=== Section Start ===
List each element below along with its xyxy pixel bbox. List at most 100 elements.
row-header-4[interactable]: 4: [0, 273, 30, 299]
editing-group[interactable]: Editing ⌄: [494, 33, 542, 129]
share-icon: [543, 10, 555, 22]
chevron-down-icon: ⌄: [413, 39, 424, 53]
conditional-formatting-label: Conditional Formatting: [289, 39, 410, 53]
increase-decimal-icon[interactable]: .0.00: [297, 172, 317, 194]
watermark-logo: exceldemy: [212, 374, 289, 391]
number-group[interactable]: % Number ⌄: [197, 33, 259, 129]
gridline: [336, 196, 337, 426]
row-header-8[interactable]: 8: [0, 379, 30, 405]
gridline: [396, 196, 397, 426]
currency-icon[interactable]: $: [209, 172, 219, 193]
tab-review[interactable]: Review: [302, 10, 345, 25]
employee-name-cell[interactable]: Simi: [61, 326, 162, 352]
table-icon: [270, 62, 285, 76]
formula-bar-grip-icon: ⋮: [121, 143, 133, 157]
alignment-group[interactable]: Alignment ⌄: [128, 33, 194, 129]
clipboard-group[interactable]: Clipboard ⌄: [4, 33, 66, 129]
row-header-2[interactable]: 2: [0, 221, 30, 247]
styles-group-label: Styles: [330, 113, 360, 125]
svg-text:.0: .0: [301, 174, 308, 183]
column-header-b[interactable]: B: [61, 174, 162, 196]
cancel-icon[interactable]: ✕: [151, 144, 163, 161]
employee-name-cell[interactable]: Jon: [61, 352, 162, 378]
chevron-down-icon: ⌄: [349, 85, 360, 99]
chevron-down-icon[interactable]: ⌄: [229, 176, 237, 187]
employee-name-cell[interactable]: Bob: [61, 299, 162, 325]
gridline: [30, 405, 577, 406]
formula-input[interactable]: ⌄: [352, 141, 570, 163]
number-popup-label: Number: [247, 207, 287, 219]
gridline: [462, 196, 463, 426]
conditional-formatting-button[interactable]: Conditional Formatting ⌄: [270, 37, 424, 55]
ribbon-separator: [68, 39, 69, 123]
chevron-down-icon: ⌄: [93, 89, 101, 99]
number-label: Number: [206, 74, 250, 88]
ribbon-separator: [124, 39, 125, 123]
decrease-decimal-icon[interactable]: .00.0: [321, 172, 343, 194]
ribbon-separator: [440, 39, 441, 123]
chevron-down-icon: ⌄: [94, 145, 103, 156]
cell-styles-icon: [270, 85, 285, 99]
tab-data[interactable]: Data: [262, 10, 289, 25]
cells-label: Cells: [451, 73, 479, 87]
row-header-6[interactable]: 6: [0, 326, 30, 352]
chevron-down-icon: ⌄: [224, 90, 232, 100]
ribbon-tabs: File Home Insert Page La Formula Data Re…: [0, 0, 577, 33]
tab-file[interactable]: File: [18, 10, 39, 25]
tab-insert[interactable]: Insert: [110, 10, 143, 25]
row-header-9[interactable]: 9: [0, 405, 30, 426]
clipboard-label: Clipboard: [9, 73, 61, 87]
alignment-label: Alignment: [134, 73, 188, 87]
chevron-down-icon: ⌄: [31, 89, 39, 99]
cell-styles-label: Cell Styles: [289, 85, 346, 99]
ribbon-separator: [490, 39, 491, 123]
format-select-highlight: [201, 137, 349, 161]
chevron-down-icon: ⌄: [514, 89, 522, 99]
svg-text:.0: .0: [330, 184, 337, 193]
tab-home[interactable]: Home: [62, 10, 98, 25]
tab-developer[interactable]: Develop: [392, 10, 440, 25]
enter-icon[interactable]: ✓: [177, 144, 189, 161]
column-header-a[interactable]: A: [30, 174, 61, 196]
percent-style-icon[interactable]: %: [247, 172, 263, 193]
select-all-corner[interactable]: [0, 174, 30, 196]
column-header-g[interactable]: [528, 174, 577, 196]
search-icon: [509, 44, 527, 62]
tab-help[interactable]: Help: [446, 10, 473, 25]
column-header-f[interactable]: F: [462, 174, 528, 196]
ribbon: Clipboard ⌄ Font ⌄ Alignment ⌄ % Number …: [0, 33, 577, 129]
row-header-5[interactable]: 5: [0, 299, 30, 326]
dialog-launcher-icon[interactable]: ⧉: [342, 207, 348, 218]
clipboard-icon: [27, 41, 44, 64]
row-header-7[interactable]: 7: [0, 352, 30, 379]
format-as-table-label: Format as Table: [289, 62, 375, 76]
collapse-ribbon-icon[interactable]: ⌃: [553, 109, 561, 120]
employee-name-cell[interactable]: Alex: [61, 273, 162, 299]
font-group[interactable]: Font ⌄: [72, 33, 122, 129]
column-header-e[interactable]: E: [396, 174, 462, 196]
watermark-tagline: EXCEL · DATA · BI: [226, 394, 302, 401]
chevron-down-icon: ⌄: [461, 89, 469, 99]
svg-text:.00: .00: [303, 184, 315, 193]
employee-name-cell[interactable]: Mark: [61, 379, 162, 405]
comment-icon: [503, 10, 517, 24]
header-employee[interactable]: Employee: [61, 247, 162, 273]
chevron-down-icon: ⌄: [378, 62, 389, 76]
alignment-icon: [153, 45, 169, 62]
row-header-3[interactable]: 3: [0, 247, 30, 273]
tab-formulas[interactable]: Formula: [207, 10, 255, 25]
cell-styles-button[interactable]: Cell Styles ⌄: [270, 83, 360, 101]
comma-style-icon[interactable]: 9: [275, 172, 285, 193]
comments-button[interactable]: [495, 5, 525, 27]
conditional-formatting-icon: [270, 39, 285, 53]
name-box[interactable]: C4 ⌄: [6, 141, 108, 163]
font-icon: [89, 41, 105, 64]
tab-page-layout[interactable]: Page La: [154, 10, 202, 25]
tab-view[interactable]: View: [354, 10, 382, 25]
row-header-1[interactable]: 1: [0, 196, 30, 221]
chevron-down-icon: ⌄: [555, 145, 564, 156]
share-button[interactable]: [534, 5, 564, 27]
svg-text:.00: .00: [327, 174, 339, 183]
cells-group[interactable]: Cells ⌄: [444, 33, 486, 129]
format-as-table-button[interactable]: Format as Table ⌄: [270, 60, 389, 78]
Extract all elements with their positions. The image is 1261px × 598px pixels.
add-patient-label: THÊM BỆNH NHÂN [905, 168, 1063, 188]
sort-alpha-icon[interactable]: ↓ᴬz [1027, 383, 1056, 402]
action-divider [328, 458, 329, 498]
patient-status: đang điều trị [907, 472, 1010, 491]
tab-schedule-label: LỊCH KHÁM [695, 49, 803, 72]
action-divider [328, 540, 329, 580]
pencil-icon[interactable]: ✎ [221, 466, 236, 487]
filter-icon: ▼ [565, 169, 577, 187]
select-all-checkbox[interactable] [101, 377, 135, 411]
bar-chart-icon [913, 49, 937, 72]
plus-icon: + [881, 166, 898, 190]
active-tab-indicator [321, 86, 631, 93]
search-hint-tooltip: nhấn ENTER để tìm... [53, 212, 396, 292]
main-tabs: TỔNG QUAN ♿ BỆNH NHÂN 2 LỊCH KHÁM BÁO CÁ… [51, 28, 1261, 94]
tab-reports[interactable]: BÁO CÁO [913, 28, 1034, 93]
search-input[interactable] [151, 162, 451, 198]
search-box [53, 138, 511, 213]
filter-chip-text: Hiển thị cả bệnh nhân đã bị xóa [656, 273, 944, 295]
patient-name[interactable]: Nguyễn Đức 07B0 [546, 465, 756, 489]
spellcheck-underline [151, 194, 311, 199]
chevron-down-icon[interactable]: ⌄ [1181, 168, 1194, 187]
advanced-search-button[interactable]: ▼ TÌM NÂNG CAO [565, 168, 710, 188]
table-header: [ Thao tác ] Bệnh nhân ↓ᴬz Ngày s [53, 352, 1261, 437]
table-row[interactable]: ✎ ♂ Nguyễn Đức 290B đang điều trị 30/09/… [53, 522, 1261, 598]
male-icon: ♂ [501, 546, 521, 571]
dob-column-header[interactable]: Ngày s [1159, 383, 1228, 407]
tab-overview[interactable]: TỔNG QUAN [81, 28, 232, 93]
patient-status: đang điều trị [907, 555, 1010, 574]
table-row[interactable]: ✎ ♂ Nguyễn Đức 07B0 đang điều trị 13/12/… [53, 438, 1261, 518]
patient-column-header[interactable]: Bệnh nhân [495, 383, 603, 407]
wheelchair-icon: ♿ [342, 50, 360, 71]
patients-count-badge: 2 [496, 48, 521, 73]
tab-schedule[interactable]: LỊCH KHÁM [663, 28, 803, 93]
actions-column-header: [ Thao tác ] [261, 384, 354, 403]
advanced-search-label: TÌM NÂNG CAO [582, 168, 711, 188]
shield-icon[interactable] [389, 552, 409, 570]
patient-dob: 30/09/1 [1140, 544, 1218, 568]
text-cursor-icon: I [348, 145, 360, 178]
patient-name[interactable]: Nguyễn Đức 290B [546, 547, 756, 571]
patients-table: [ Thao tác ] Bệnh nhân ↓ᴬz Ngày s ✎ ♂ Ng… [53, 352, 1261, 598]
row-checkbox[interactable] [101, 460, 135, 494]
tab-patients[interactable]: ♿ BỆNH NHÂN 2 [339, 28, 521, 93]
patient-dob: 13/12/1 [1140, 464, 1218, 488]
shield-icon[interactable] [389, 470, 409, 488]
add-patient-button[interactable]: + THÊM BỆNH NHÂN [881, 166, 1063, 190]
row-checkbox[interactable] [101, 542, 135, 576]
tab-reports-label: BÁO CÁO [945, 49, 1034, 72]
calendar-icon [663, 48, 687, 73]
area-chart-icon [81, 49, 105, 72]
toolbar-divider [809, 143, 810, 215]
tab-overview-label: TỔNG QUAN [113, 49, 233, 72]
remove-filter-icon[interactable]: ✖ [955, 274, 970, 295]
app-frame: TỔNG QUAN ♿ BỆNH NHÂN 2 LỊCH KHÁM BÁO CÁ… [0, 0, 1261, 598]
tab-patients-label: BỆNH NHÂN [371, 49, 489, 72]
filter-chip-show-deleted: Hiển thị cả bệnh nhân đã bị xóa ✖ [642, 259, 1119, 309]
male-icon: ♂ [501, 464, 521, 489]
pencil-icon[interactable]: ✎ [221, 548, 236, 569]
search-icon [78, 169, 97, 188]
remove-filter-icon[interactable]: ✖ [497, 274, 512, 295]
=== Section End ===
Task brief. Answer with one number: how many lines of the entries above include the word "remove".

Result. 2